- GOAL: List all lines in the material below that contain "Bestimmungen".

Saved entries:
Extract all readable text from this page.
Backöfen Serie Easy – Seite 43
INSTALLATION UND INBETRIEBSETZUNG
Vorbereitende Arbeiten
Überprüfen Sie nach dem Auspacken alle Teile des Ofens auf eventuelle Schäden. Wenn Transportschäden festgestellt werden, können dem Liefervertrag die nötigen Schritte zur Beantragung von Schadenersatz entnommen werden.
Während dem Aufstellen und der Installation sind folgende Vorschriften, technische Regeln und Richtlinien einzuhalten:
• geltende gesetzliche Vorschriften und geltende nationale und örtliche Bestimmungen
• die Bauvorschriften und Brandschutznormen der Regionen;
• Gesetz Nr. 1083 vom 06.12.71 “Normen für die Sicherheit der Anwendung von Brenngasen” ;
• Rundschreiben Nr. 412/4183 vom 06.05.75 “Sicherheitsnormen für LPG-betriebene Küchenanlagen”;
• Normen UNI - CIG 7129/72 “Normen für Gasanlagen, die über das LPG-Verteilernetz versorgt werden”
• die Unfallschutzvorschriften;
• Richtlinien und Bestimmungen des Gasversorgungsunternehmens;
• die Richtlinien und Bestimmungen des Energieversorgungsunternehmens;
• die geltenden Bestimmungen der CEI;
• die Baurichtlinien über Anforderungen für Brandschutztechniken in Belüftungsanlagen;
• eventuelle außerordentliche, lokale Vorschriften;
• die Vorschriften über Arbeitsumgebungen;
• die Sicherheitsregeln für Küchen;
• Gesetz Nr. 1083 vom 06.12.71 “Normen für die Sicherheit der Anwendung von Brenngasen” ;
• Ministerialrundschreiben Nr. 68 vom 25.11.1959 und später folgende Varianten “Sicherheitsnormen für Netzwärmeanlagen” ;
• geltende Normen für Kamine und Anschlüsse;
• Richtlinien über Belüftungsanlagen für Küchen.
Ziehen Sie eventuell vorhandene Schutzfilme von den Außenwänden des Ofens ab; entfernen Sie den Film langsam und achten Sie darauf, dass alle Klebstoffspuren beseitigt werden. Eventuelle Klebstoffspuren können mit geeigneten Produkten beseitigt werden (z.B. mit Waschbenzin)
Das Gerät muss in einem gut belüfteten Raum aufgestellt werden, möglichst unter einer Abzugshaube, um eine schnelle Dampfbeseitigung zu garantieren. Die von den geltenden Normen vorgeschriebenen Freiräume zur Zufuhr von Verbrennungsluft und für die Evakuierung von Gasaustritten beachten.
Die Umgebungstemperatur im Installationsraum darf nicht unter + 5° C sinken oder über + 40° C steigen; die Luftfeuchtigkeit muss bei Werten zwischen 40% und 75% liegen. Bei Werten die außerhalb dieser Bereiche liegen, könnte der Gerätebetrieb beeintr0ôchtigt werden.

- REPLY TO THE TASK:
• geltende gesetzliche Vorschriften und geltende nationale und örtliche Bestimmungen
• Richtlinien und Bestimmungen des Gasversorgungsunternehmens;
• die Richtlinien und Bestimmungen des Energieversorgungsunternehmens;
• die geltenden Bestimmungen der CEI;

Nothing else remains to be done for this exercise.